--- begin Raw data ---

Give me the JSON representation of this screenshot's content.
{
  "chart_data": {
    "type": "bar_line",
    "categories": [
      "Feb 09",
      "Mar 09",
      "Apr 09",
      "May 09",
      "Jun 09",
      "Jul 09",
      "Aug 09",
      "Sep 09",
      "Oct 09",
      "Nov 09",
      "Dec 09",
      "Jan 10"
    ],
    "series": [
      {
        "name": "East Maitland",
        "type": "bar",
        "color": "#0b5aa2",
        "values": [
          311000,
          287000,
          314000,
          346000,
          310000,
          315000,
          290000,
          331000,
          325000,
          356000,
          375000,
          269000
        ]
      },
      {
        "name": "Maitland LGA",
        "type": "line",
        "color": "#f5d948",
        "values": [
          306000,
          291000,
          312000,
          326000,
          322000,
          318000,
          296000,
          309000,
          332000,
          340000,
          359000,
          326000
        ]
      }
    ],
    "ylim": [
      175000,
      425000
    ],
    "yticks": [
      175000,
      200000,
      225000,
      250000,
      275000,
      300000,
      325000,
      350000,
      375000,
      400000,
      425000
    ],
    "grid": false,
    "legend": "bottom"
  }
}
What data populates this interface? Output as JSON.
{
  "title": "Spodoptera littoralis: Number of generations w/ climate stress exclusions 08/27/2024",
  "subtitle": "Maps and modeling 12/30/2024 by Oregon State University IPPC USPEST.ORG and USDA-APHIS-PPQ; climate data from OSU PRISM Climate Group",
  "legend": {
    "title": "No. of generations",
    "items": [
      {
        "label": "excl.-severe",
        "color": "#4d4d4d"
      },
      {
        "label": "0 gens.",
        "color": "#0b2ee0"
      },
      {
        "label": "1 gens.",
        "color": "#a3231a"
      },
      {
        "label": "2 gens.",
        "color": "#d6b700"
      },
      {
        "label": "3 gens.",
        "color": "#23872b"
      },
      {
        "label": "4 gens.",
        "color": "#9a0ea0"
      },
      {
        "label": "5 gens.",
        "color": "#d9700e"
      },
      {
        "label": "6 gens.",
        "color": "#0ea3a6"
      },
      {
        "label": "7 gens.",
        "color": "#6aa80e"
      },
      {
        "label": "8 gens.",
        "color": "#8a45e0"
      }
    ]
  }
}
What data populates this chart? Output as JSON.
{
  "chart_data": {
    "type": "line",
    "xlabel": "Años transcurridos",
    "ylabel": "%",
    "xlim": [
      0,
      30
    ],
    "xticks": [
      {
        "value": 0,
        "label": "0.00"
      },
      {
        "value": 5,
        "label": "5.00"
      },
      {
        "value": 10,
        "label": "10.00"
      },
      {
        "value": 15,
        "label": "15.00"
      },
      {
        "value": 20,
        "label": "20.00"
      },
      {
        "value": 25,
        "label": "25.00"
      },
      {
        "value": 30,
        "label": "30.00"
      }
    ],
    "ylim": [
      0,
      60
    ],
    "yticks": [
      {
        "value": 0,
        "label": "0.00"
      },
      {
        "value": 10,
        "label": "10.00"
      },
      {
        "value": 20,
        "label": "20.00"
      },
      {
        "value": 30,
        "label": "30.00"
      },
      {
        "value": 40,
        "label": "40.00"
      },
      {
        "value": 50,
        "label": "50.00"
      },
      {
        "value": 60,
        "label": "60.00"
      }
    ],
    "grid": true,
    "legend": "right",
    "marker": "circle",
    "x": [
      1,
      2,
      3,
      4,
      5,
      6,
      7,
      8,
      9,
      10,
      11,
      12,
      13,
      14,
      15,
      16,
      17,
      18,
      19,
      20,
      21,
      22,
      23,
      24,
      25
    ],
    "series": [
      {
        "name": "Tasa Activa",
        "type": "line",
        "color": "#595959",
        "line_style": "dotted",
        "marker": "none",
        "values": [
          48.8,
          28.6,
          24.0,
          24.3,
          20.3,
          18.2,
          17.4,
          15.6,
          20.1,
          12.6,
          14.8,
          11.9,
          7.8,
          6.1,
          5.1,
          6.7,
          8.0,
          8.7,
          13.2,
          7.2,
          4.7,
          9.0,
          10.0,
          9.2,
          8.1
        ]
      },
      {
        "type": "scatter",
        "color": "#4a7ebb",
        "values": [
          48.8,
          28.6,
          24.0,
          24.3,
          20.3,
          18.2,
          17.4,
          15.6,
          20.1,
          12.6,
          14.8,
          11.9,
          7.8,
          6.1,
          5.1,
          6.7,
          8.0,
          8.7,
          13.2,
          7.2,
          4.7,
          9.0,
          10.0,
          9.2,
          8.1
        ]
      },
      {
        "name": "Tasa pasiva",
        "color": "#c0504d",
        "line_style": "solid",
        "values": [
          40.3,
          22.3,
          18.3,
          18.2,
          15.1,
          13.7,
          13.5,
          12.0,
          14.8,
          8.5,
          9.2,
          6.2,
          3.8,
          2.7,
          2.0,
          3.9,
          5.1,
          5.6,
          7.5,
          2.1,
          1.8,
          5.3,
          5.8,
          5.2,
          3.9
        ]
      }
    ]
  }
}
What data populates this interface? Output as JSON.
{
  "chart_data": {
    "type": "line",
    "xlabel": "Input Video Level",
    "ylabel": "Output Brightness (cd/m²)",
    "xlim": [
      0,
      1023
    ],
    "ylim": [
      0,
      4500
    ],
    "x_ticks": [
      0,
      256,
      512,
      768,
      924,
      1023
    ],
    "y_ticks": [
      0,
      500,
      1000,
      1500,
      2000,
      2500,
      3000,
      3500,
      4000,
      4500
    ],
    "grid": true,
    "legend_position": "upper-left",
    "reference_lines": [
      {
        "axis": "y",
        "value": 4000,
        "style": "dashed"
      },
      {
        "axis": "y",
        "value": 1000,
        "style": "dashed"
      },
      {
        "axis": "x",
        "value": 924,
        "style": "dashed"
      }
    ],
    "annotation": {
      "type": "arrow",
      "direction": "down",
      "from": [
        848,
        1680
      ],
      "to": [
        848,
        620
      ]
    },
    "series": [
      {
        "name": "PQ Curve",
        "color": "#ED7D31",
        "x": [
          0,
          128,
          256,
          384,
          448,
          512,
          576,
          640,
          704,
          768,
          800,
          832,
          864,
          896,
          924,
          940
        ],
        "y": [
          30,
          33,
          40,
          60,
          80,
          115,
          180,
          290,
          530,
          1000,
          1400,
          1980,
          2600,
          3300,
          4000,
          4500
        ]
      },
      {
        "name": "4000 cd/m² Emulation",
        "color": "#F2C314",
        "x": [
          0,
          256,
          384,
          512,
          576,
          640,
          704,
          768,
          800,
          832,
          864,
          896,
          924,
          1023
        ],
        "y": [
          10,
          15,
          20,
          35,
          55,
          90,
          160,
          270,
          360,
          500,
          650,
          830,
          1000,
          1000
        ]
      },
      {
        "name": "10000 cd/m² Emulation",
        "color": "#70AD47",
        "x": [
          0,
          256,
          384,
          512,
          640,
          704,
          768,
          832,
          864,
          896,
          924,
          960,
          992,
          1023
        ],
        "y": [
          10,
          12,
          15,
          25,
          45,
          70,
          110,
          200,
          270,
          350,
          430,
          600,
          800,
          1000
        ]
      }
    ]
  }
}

--- end Raw data ---

:: Exercise instructions ::
Copy each line in the data that holds the word "name".

:: The answer ::
        "name": "East Maitland",
        "name": "Maitland LGA",
        "name": "Tasa Activa",
        "name": "Tasa pasiva",
        "name": "PQ Curve",
        "name": "4000 cd/m² Emulation",
        "name": "10000 cd/m² Emulation",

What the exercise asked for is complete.